Tucson, Arizona: Exploring Saguaro National Park, San Xavier Del Bac Mission, and enjoying some of the best Mexican food Tucson has to offer.
Ever since my parents moved to Arizona to enjoy their retirement in the sunshine, they have been wanting to explore more of their new state. This year, instead of visiting them at their home, we decided to meet up with them and both explore Tucson, Arizona. We rented a VRBO house just outside of the city in the Oro Valley area–a very nice area if you are looking for some peace and quiet but still want to be close to all the main attractions. We visiting in April, one of the best times for weather in Arizona and around the time that we Seattlites are in desperate need of some sun.
Day 1: Road trip from San Diego to Tucson
After spending three nights in San Diego (click to read more about our time there), we rented a car to drive to Tucson to meet up with my parents. I’m a pretty big fan of road trips, an the drive was about 6 hours through the desert. However, there wasn’t much to see along the way and it was honestly a pretty boring drive. When we arrived at our rental house, we just ordered some delivery dinner and spent some time enjoying the evening with my parents.
The sunsets in Tucson are fantastic, particularly when accompanied by a prickly pear margarita.

Data excerpts:
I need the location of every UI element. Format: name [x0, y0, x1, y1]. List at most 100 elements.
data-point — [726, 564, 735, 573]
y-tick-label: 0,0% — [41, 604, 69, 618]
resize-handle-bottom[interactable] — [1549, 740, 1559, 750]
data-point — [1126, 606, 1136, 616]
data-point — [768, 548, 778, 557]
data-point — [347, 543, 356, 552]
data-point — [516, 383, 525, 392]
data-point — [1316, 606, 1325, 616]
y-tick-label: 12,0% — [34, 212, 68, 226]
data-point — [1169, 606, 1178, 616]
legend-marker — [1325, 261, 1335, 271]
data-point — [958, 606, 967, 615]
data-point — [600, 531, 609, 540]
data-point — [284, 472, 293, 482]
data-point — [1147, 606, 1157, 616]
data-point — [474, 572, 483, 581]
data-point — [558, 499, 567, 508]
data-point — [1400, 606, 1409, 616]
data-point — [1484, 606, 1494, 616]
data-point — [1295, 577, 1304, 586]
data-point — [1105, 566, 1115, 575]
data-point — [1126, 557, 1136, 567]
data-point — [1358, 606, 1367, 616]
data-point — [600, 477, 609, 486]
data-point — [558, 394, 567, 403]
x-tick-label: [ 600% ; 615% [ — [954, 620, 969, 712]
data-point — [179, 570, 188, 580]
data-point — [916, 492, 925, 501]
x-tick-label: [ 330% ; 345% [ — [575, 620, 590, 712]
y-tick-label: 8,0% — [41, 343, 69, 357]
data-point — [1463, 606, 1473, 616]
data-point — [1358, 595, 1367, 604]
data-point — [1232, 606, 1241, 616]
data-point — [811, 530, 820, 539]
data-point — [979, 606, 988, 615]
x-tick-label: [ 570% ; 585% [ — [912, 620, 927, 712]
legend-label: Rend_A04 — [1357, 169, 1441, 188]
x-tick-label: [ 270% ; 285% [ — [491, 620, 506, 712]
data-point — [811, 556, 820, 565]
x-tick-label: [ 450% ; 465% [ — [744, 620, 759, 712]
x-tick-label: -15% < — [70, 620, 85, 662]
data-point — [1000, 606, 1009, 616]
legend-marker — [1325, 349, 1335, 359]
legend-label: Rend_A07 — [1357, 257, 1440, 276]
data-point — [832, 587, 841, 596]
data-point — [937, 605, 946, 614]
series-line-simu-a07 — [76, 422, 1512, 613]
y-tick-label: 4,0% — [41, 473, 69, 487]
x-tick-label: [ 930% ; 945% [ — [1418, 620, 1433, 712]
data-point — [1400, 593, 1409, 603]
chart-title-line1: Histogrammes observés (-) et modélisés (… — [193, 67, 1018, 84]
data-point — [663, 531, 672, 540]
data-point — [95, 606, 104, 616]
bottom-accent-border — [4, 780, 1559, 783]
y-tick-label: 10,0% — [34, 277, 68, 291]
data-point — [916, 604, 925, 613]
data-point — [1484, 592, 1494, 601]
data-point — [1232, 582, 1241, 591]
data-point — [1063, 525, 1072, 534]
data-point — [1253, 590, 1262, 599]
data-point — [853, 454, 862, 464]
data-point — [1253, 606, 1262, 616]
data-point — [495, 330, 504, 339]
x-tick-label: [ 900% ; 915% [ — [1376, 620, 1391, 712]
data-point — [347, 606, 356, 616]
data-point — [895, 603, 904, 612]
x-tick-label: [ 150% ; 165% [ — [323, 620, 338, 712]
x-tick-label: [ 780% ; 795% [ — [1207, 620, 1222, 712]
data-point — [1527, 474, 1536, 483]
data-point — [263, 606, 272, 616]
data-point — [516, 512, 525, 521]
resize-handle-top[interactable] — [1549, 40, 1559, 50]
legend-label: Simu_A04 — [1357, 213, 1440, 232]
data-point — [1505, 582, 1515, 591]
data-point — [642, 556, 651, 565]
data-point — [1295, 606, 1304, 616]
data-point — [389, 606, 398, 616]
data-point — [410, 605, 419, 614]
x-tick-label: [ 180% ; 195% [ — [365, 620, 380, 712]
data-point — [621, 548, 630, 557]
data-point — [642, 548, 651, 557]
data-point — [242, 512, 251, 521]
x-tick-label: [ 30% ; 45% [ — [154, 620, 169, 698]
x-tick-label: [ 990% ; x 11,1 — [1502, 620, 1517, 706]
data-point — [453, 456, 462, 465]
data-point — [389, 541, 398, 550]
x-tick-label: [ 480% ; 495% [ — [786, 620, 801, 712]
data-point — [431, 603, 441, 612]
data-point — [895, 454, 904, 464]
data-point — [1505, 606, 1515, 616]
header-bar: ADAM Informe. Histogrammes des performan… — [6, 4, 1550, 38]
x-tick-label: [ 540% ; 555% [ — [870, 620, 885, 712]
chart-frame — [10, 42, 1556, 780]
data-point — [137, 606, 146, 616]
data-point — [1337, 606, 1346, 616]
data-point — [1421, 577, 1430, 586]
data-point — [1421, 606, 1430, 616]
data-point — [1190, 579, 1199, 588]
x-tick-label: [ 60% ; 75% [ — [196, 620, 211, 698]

Work to do:
**a.** In the Tucson trip account, reproduce word for word the passage from "Day 1: Road" up to and including "prickly pear margarita.".
**b.** According to the Tucson trip account, how long was the drive from San Diego to Tucson?
**c.** Write the next part of the Tucson trip account, picking up after its final sentence.

Expected responses:
**a.**
Day 1: Road trip from San Diego to Tucson
After spending three nights in San Diego (click to read more about our time there), we rented a car to drive to Tucson to meet up with my parents. I’m a pretty big fan of road trips, an the drive was about 6 hours through the desert. However, there wasn’t much to see along the way and it was honestly a pretty boring drive. When we arrived at our rental house, we just ordered some delivery dinner and spent some time enjoying the evening with my parents.
The sunsets in Tucson are fantastic, particularly when accompanied by a prickly pear margarita.

**b.** About 6 hours.

**c.**
Day 2: Saguaro National Park and some fantastic tacos
Saguaro National Park surrounds Tucson, and there are actually two separate parts to the park–one to the east of the city and one to the west. I had a few short and easy hikes on my list, but even though it was a cooler time of year to visit Tucson, it was already 85 degrees by the time we arrived at the park. We also had my parents with us who have some mobility limitations, so we opted for a short, half mile stroll on an easy paved path through the Saguaros.
There is no toll booth for entry to Saguaro National Park West, you can pay at the visitor’s center. The fee is $25.00 per vehicle. Rangers at the visitor’s center and gift shop are happy to help answer questions about hiking trails, wildlife, and any other inquiries you may have about the park.
The short easy trail we did was the Desert Discovery Trail, which is all level and paved and includes several shaded benches along the way. It is a perfect way to see the saguaros up close if it’s too hot to hike, or if you or your family have mobility challenges.
Note: Always stay on the trail as rattlesnakes and scorpions are often hiding under rocks. Always be sure to take water with you as well, no matter how short of a hike you are doing.
The huge saguaros are really impressive in person. It takes them about 70 years to reach 6 feet tall, and 200 years to reach their full height of around 45 feet. It seems that not one saguaro is identical, they all had unique shapes and varied amounts of arms.
After the little Desert Discovery Trail loop, we took a drive around the rest of the park and enjoyed the scenery.
We said goodbye to the Saguaros and headed into Tucson for some lunch at Top Chef finalist Maria Mazon’s restaurant, Boca Tacos y Tequila.
We enjoy watching Top Chef (it’s pretty much the only reality TV show we watch) and were excited to try Maria Mazon’s food after cheering her on while watching the show. We were surprised and delighted to see that she was actually running food out to customers at her restaurant! She even posed for a photo with Paddy, who was fanboy giddy with excitement. I think she enjoys interacting with her patrons.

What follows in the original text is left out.